[TEXT EXTRACT]:

Reputation: 33
I have a large numpy arrays (X) which I can load onto the CPU but it is too big for the GPU/Tensorflow.I would like to perform array operations on X using tensorflow so I break up the array into batches (using numpy), feed it to tensorflow, and then finally concatenate the final output arrays to give me the numpy array Y. I am new to tensorflow so I think there should be a better/faster way to feed in the numpy array.
#X is a large numpy array
#batches is an integer which defines the number of batches
X_list = np.array_split(X,batches)
X_tf = tf.placeholder(tf.float32)
Y_tf = some_function(X_tf)
for batch in range(batches):
sess = tf.Session()
sess.run(init)
Y_list.append(sess.run(Y_tf, feed_dict={X_tf: X_list[batch]}))
sess.close()
Y = np.hstack(Y_list)

[SUPPLIED INFORMATION]:

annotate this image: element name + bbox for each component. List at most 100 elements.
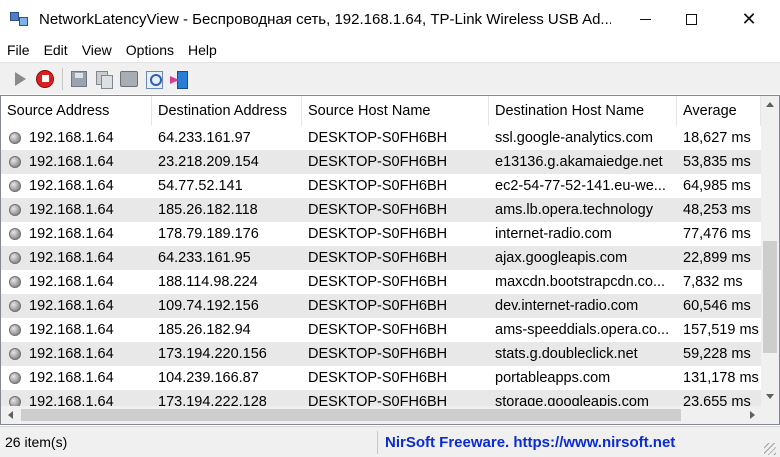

[WRITTEN TASK 1]: Summarize the TensorFlow batching post in two sentences.
[WRITTEN TASK 2]:
Answer these questions using the TensorFlow batching post:
(a) Where can X be loaded, and where is it too big to fit?
(b) Which numpy function splits X into batches?
(c) Which numpy function joins the outputs to form Y?
[WRITTEN TASK 3]: Carry on the TensorFlow batching post from the point where it stops.
The material comes from a source separate from the TensorFlow batching post.

[REPLY 1]: The poster has a large numpy array X that loads onto the CPU but is too big for the GPU and TensorFlow. They split it into batches with numpy, feed each batch to TensorFlow, and concatenate the outputs into a numpy array Y, but as a TensorFlow newcomer they suspect there is a better or faster way to feed in the array.

[REPLY 2]:
(a) X can be loaded onto the CPU but is too big for the GPU/TensorFlow.
(b) np.array_split
(c) np.hstack

[REPLY 3]:
Upvotes: 2
Views: 1919
Reputation: 75
The placeholder method reduces greatly the speed that the data is feed into the system, even up to 32%. For a more detailed explanation of this I recommend reading this great course notes: lecture 03. The ideal would be not to use placeholders, however, because your dataset is large, you can run into the
2GB limit for the tf.GraphDef protocol buffer. here
Upvotes: 0
Reputation: 1266
You should look at the tensorflow dataset class, as it has capability of handling large np arrays. As long as the array can fit in memory, it can be loaded and batched however you want.
A basic implementation would look like (more detail here)
#load np array X
#make placeholders for dataset
X_placeholder = tf.placeholder(dtype=tf.float32, shape=X.shape)
#make data set from placeholders
dataset = Dataset.from_tensor_slices((X_placeholder))
#batch
dataset = dataset.batch(batch_size)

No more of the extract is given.